# Exercise
Please output the lines shown below exactly as they appear.

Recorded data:
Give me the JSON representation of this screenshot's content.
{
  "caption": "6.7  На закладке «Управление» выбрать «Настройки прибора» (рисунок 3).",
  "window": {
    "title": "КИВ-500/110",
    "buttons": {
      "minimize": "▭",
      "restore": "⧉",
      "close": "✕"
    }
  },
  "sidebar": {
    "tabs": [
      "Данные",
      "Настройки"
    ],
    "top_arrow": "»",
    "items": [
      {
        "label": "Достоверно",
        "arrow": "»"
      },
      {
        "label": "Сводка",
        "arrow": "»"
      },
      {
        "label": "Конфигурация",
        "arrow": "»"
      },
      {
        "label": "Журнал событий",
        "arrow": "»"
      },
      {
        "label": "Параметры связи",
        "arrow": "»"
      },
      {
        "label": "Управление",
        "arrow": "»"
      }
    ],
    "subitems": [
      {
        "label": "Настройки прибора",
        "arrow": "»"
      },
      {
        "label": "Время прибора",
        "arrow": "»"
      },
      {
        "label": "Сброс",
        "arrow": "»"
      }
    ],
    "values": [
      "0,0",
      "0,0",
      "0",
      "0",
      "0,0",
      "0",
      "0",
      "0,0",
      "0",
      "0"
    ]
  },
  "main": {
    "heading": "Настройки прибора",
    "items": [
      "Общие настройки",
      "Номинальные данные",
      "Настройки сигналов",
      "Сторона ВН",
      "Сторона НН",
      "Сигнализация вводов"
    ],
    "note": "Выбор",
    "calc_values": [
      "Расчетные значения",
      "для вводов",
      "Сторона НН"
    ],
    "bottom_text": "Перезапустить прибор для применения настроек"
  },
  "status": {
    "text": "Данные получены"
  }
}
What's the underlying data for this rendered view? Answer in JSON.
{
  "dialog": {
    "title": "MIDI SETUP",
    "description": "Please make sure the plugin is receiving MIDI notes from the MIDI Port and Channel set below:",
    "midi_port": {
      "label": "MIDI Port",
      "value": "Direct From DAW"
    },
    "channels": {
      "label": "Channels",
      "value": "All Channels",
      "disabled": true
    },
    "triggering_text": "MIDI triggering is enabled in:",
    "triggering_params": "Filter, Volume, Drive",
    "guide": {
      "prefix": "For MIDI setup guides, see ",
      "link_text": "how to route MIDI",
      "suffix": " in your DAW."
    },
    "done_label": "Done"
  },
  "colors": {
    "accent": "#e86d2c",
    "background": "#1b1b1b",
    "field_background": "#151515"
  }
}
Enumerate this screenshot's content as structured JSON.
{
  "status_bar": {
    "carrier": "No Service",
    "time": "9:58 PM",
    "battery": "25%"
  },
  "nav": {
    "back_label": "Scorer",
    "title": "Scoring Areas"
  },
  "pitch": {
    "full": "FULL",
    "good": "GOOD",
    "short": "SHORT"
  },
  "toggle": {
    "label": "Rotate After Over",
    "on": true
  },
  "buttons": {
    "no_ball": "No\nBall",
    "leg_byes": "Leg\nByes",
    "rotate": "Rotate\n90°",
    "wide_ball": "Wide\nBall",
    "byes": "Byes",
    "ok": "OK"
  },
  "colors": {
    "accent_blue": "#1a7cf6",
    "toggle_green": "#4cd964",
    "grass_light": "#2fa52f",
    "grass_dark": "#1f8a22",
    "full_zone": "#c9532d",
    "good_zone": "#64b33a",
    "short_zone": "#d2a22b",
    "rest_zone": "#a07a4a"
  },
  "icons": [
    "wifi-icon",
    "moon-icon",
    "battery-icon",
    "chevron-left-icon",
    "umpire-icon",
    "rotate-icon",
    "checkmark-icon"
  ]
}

# Answer for this exercise
Give me the JSON representation of this screenshot's content.
{
  "caption": "6.7  На закладке «Управление» выбрать «Настройки прибора» (рисунок 3).",
  "window": {
    "title": "КИВ-500/110",
    "buttons": {
      "minimize": "▭",
      "restore": "⧉",
      "close": "✕"
    }
  },
  "sidebar": {
    "tabs": [
      "Данные",
      "Настройки"
    ],
    "top_arrow": "»",
    "items": [
      {
        "label": "Достоверно",
        "arrow": "»"
      },
      {
        "label": "Сводка",
        "arrow": "»"
      },
      {
        "label": "Конфигурация",
        "arrow": "»"
      },
      {
        "label": "Журнал событий",
        "arrow": "»"
      },
      {
        "label": "Параметры связи",
        "arrow": "»"
      },
      {
        "label": "Управление",
        "arrow": "»"
      }
    ],
    "subitems": [
      {
        "label": "Настройки прибора",
        "arrow": "»"
      },
      {
        "label": "Время прибора",
        "arrow": "»"
      },
      {
        "label": "Сброс",
        "arrow": "»"
      }
    ],
    "values": [
      "0,0",
      "0,0",
      "0",
      "0",
      "0,0",
      "0",
      "0",
      "0,0",
      "0",
      "0"
    ]
  },
  "main": {
    "heading": "Настройки прибора",
    "items": [
      "Общие настройки",
      "Номинальные данные",
      "Настройки сигналов",
      "Сторона ВН",
      "Сторона НН",
      "Сигнализация вводов"
    ],
    "note": "Выбор",
    "calc_values": [
      "Расчетные значения",
      "для вводов",
      "Сторона НН"
    ],
    "bottom_text": "Перезапустить прибор для применения настроек"
  },
  "status": {
    "text": "Данные получены"
  }
}
What's the underlying data for this rendered view? Answer in JSON.
{
  "dialog": {
    "title": "MIDI SETUP",
    "description": "Please make sure the plugin is receiving MIDI notes from the MIDI Port and Channel set below:",
    "midi_port": {
      "label": "MIDI Port",
      "value": "Direct From DAW"
    },
    "channels": {
      "label": "Channels",
      "value": "All Channels",
      "disabled": true
    },
    "triggering_text": "MIDI triggering is enabled in:",
    "triggering_params": "Filter, Volume, Drive",
    "guide": {
      "prefix": "For MIDI setup guides, see ",
      "link_text": "how to route MIDI",
      "suffix": " in your DAW."
    },
    "done_label": "Done"
  },
  "colors": {
    "accent": "#e86d2c",
    "background": "#1b1b1b",
    "field_background": "#151515"
  }
}
Enumerate this screenshot's content as structured JSON.
{
  "status_bar": {
    "carrier": "No Service",
    "time": "9:58 PM",
    "battery": "25%"
  },
  "nav": {
    "back_label": "Scorer",
    "title": "Scoring Areas"
  },
  "pitch": {
    "full": "FULL",
    "good": "GOOD",
    "short": "SHORT"
  },
  "toggle": {
    "label": "Rotate After Over",
    "on": true
  },
  "buttons": {
    "no_ball": "No\nBall",
    "leg_byes": "Leg\nByes",
    "rotate": "Rotate\n90°",
    "wide_ball": "Wide\nBall",
    "byes": "Byes",
    "ok": "OK"
  },
  "colors": {
    "accent_blue": "#1a7cf6",
    "toggle_green": "#4cd964",
    "grass_light": "#2fa52f",
    "grass_dark": "#1f8a22",
    "full_zone": "#c9532d",
    "good_zone": "#64b33a",
    "short_zone": "#d2a22b",
    "rest_zone": "#a07a4a"
  },
  "icons": [
    "wifi-icon",
    "moon-icon",
    "battery-icon",
    "chevron-left-icon",
    "umpire-icon",
    "rotate-icon",
    "checkmark-icon"
  ]
}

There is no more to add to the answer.